Directive: Reproduce the records below in full and exactly, without their images.

(Extracts from a graphics dataset)

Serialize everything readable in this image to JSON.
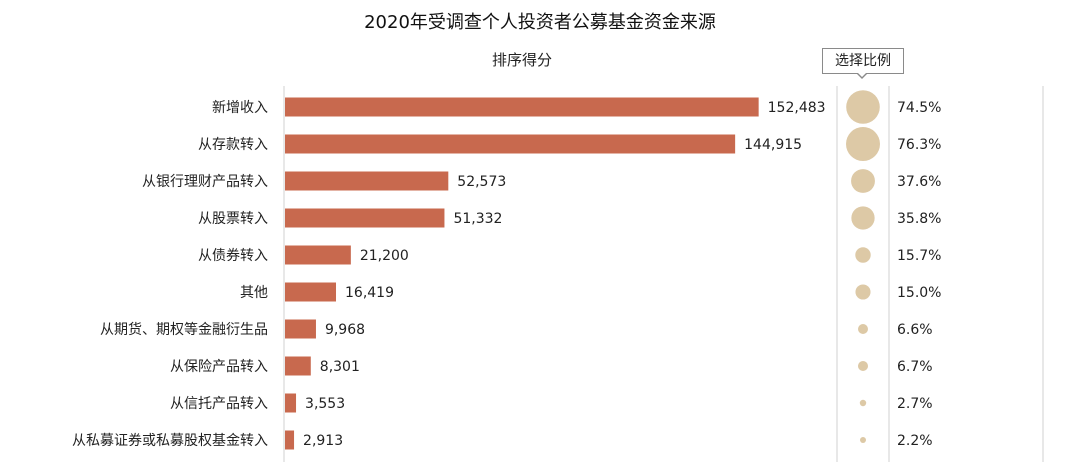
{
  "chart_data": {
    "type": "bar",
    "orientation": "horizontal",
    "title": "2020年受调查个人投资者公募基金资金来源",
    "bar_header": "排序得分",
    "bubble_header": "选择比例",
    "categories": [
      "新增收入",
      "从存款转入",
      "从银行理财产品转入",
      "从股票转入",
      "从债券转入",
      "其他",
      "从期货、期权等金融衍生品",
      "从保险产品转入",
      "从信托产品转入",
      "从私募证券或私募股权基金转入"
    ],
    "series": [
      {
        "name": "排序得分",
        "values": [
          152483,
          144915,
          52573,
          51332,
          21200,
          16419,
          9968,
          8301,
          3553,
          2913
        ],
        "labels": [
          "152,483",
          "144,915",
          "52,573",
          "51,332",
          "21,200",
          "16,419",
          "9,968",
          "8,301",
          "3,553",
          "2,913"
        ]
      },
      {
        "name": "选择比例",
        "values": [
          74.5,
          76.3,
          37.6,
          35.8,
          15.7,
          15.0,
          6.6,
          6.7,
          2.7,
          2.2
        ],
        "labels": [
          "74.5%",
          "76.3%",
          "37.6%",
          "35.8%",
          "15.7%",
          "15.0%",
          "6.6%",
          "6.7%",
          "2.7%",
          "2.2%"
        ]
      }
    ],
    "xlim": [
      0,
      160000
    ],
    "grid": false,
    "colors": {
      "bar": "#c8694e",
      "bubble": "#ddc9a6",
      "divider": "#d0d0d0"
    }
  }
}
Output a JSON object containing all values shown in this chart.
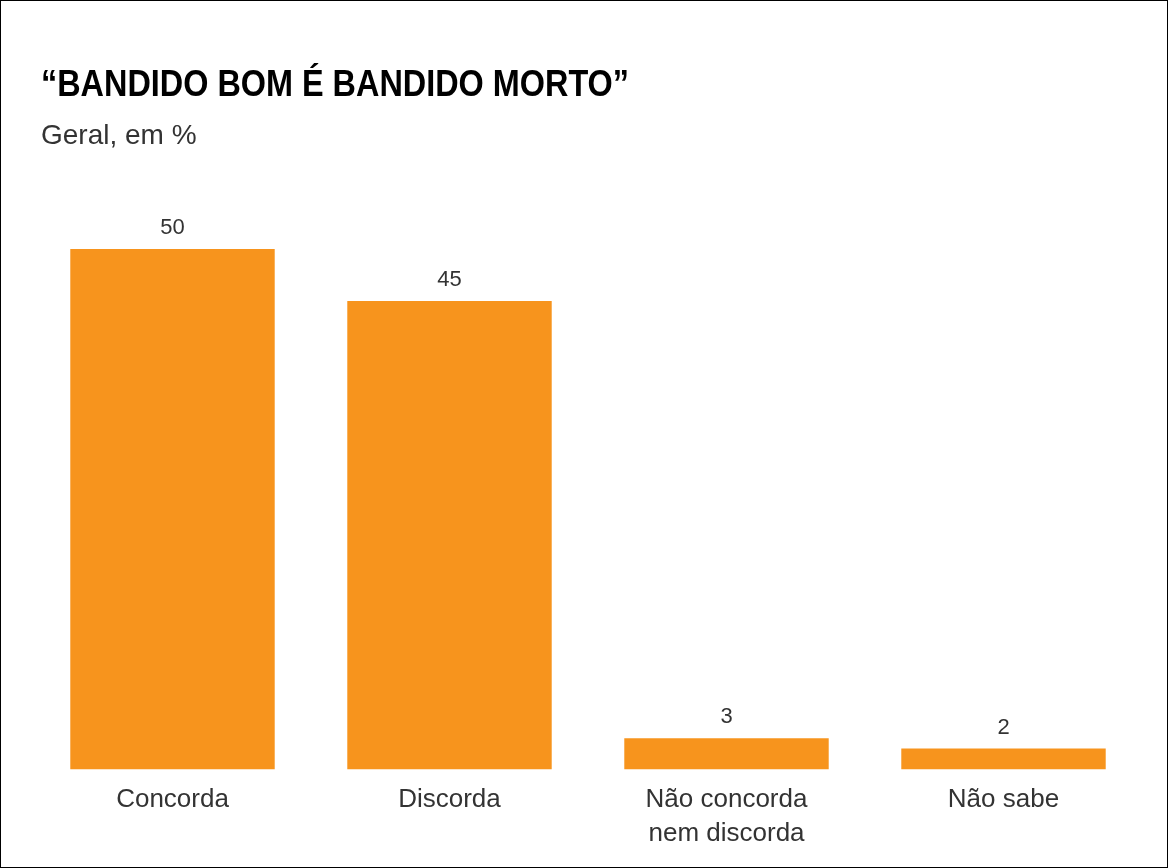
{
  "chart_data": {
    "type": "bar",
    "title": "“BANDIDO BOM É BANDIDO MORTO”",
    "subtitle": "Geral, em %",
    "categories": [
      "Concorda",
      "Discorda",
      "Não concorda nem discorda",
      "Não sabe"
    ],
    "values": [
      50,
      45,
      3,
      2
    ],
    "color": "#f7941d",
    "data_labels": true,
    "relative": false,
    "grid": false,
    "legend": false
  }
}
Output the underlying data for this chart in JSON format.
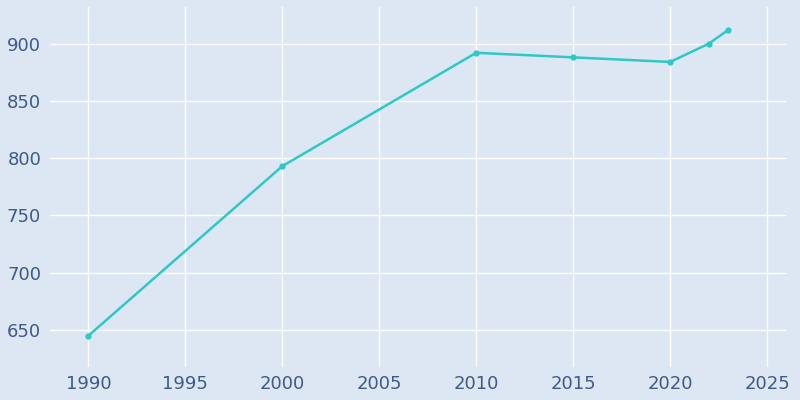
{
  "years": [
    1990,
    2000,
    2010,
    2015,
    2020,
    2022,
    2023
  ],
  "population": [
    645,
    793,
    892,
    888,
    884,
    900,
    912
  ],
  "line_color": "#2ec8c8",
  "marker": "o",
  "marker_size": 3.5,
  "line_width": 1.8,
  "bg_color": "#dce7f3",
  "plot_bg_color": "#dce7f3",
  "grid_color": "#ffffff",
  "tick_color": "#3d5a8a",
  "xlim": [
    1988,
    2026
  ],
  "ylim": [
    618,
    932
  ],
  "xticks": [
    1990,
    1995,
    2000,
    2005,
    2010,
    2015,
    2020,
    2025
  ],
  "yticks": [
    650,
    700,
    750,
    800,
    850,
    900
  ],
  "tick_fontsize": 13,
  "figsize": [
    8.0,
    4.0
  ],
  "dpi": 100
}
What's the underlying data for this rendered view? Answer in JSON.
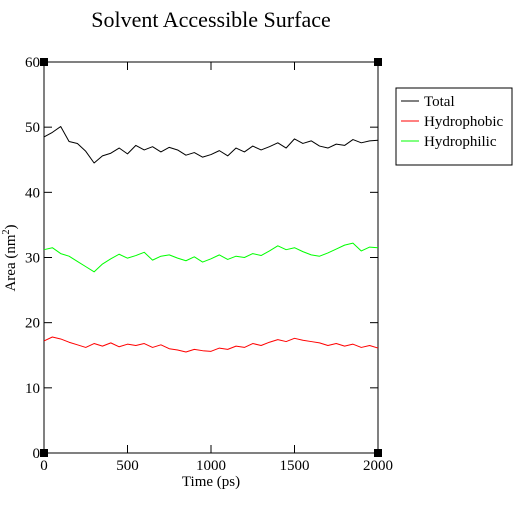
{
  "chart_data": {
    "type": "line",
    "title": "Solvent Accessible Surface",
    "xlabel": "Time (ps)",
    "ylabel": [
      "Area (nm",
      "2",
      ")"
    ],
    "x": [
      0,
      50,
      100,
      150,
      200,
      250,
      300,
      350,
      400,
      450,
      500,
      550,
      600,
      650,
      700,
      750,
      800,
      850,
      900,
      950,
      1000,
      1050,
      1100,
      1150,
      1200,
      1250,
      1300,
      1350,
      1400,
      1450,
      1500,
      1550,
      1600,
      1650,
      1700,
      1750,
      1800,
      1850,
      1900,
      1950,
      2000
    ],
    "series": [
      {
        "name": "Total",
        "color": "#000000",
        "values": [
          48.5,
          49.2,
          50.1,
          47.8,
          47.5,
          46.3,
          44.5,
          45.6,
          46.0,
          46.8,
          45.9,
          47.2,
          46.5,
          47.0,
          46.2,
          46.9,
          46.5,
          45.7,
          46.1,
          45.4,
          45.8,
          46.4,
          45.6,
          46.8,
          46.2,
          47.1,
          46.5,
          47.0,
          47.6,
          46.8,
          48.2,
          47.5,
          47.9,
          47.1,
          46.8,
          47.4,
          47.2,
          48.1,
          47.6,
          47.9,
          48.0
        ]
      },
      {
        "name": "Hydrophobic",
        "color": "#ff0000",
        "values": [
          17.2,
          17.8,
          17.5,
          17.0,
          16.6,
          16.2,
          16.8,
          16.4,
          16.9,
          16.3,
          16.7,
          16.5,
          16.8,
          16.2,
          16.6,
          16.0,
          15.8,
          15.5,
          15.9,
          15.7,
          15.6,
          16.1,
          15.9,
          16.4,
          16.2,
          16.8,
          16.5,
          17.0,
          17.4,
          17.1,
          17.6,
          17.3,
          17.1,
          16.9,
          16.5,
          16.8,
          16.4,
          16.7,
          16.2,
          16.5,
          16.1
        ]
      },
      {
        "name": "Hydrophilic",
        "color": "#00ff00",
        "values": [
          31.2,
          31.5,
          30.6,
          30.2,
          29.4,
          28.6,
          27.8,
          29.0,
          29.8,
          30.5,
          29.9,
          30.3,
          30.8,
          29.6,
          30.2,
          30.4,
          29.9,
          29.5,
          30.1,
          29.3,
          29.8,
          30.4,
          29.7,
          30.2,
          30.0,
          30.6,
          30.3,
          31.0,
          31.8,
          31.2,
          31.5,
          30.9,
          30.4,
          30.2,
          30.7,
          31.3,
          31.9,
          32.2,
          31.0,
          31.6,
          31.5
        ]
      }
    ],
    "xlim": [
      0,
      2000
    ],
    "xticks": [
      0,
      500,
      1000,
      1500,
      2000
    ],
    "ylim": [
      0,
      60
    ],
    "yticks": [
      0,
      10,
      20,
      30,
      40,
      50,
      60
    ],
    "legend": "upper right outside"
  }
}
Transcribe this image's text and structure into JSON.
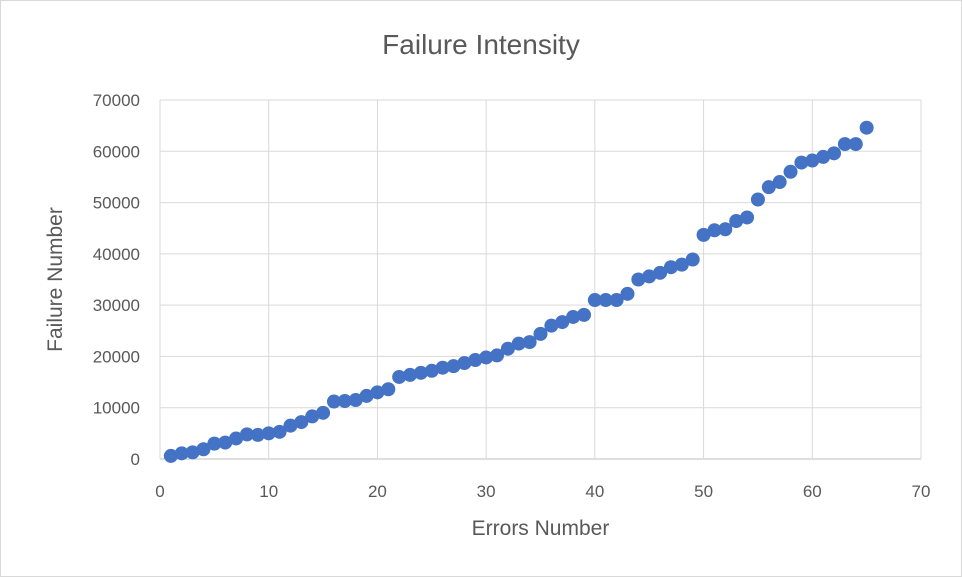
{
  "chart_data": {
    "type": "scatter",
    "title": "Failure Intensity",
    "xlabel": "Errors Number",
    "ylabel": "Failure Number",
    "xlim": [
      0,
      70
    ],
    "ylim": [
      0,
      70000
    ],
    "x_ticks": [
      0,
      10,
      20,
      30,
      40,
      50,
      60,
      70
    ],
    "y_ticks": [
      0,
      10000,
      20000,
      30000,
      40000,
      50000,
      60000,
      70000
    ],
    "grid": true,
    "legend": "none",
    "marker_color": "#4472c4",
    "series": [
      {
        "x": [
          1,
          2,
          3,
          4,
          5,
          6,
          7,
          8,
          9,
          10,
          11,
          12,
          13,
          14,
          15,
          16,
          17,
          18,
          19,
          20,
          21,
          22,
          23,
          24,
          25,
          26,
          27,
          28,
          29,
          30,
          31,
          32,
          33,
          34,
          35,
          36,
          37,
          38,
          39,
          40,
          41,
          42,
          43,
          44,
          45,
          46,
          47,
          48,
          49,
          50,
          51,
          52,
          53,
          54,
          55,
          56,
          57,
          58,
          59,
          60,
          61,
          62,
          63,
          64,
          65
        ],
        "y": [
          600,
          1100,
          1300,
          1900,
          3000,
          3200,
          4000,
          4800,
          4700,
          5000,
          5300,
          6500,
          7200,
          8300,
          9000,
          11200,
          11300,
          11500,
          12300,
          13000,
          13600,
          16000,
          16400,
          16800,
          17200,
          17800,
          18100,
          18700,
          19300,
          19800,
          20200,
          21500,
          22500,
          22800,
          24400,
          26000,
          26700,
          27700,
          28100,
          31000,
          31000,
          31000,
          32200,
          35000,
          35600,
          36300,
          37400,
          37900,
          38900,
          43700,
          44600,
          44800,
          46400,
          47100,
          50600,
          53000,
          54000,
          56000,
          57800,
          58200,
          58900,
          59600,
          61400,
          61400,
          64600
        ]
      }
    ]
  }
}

Complete output:
Serialize everything readable in this image to JSON.
{
  "chart_data": {
    "type": "bar",
    "orientation": "horizontal",
    "title": "2020年受调查个人投资者公募基金资金来源",
    "bar_header": "排序得分",
    "bubble_header": "选择比例",
    "categories": [
      "新增收入",
      "从存款转入",
      "从银行理财产品转入",
      "从股票转入",
      "从债券转入",
      "其他",
      "从期货、期权等金融衍生品",
      "从保险产品转入",
      "从信托产品转入",
      "从私募证券或私募股权基金转入"
    ],
    "series": [
      {
        "name": "排序得分",
        "values": [
          152483,
          144915,
          52573,
          51332,
          21200,
          16419,
          9968,
          8301,
          3553,
          2913
        ],
        "labels": [
          "152,483",
          "144,915",
          "52,573",
          "51,332",
          "21,200",
          "16,419",
          "9,968",
          "8,301",
          "3,553",
          "2,913"
        ]
      },
      {
        "name": "选择比例",
        "values": [
          74.5,
          76.3,
          37.6,
          35.8,
          15.7,
          15.0,
          6.6,
          6.7,
          2.7,
          2.2
        ],
        "labels": [
          "74.5%",
          "76.3%",
          "37.6%",
          "35.8%",
          "15.7%",
          "15.0%",
          "6.6%",
          "6.7%",
          "2.7%",
          "2.2%"
        ]
      }
    ],
    "xlim": [
      0,
      160000
    ],
    "grid": false,
    "colors": {
      "bar": "#c8694e",
      "bubble": "#ddc9a6",
      "divider": "#d0d0d0"
    }
  }
}
Output a JSON object containing all values shown in this chart.
{
  "chart_data": {
    "type": "bar",
    "title": "“BANDIDO BOM É BANDIDO MORTO”",
    "subtitle": "Geral, em %",
    "categories": [
      "Concorda",
      "Discorda",
      "Não concorda nem discorda",
      "Não sabe"
    ],
    "values": [
      50,
      45,
      3,
      2
    ],
    "color": "#f7941d",
    "data_labels": true,
    "relative": false,
    "grid": false,
    "legend": false
  }
}
Output the underlying data for this chart in JSON format.
{
  "years": [
    1990,
    2000,
    2010,
    2015,
    2020,
    2022,
    2023
  ],
  "population": [
    645,
    793,
    892,
    888,
    884,
    900,
    912
  ],
  "line_color": "#2ec8c8",
  "marker": "o",
  "marker_size": 3.5,
  "line_width": 1.8,
  "bg_color": "#dce7f3",
  "plot_bg_color": "#dce7f3",
  "grid_color": "#ffffff",
  "tick_color": "#3d5a8a",
  "xlim": [
    1988,
    2026
  ],
  "ylim": [
    618,
    932
  ],
  "xticks": [
    1990,
    1995,
    2000,
    2005,
    2010,
    2015,
    2020,
    2025
  ],
  "yticks": [
    650,
    700,
    750,
    800,
    850,
    900
  ],
  "tick_fontsize": 13,
  "figsize": [
    8.0,
    4.0
  ],
  "dpi": 100
}
What's the underlying data for this rendered view? Answer in JSON.
{
  "chart_data": {
    "type": "line",
    "title": "Solvent Accessible Surface",
    "xlabel": "Time (ps)",
    "ylabel": [
      "Area (nm",
      "2",
      ")"
    ],
    "x": [
      0,
      50,
      100,
      150,
      200,
      250,
      300,
      350,
      400,
      450,
      500,
      550,
      600,
      650,
      700,
      750,
      800,
      850,
      900,
      950,
      1000,
      1050,
      1100,
      1150,
      1200,
      1250,
      1300,
      1350,
      1400,
      1450,
      1500,
      1550,
      1600,
      1650,
      1700,
      1750,
      1800,
      1850,
      1900,
      1950,
      2000
    ],
    "series": [
      {
        "name": "Total",
        "color": "#000000",
        "values": [
          48.5,
          49.2,
          50.1,
          47.8,
          47.5,
          46.3,
          44.5,
          45.6,
          46.0,
          46.8,
          45.9,
          47.2,
          46.5,
          47.0,
          46.2,
          46.9,
          46.5,
          45.7,
          46.1,
          45.4,
          45.8,
          46.4,
          45.6,
          46.8,
          46.2,
          47.1,
          46.5,
          47.0,
          47.6,
          46.8,
          48.2,
          47.5,
          47.9,
          47.1,
          46.8,
          47.4,
          47.2,
          48.1,
          47.6,
          47.9,
          48.0
        ]
      },
      {
        "name": "Hydrophobic",
        "color": "#ff0000",
        "values": [
          17.2,
          17.8,
          17.5,
          17.0,
          16.6,
          16.2,
          16.8,
          16.4,
          16.9,
          16.3,
          16.7,
          16.5,
          16.8,
          16.2,
          16.6,
          16.0,
          15.8,
          15.5,
          15.9,
          15.7,
          15.6,
          16.1,
          15.9,
          16.4,
          16.2,
          16.8,
          16.5,
          17.0,
          17.4,
          17.1,
          17.6,
          17.3,
          17.1,
          16.9,
          16.5,
          16.8,
          16.4,
          16.7,
          16.2,
          16.5,
          16.1
        ]
      },
      {
        "name": "Hydrophilic",
        "color": "#00ff00",
        "values": [
          31.2,
          31.5,
          30.6,
          30.2,
          29.4,
          28.6,
          27.8,
          29.0,
          29.8,
          30.5,
          29.9,
          30.3,
          30.8,
          29.6,
          30.2,
          30.4,
          29.9,
          29.5,
          30.1,
          29.3,
          29.8,
          30.4,
          29.7,
          30.2,
          30.0,
          30.6,
          30.3,
          31.0,
          31.8,
          31.2,
          31.5,
          30.9,
          30.4,
          30.2,
          30.7,
          31.3,
          31.9,
          32.2,
          31.0,
          31.6,
          31.5
        ]
      }
    ],
    "xlim": [
      0,
      2000
    ],
    "xticks": [
      0,
      500,
      1000,
      1500,
      2000
    ],
    "ylim": [
      0,
      60
    ],
    "yticks": [
      0,
      10,
      20,
      30,
      40,
      50,
      60
    ],
    "legend": "upper right outside"
  }
}
Transcribe this image's text and structure into JSON.
{
  "chart_data": {
    "type": "scatter",
    "title": "Failure Intensity",
    "xlabel": "Errors Number",
    "ylabel": "Failure Number",
    "xlim": [
      0,
      70
    ],
    "ylim": [
      0,
      70000
    ],
    "x_ticks": [
      0,
      10,
      20,
      30,
      40,
      50,
      60,
      70
    ],
    "y_ticks": [
      0,
      10000,
      20000,
      30000,
      40000,
      50000,
      60000,
      70000
    ],
    "grid": true,
    "legend": "none",
    "marker_color": "#4472c4",
    "series": [
      {
        "x": [
          1,
          2,
          3,
          4,
          5,
          6,
          7,
          8,
          9,
          10,
          11,
          12,
          13,
          14,
          15,
          16,
          17,
          18,
          19,
          20,
          21,
          22,
          23,
          24,
          25,
          26,
          27,
          28,
          29,
          30,
          31,
          32,
          33,
          34,
          35,
          36,
          37,
          38,
          39,
          40,
          41,
          42,
          43,
          44,
          45,
          46,
          47,
          48,
          49,
          50,
          51,
          52,
          53,
          54,
          55,
          56,
          57,
          58,
          59,
          60,
          61,
          62,
          63,
          64,
          65
        ],
        "y": [
          600,
          1100,
          1300,
          1900,
          3000,
          3200,
          4000,
          4800,
          4700,
          5000,
          5300,
          6500,
          7200,
          8300,
          9000,
          11200,
          11300,
          11500,
          12300,
          13000,
          13600,
          16000,
          16400,
          16800,
          17200,
          17800,
          18100,
          18700,
          19300,
          19800,
          20200,
          21500,
          22500,
          22800,
          24400,
          26000,
          26700,
          27700,
          28100,
          31000,
          31000,
          31000,
          32200,
          35000,
          35600,
          36300,
          37400,
          37900,
          38900,
          43700,
          44600,
          44800,
          46400,
          47100,
          50600,
          53000,
          54000,
          56000,
          57800,
          58200,
          58900,
          59600,
          61400,
          61400,
          64600
        ]
      }
    ]
  }
}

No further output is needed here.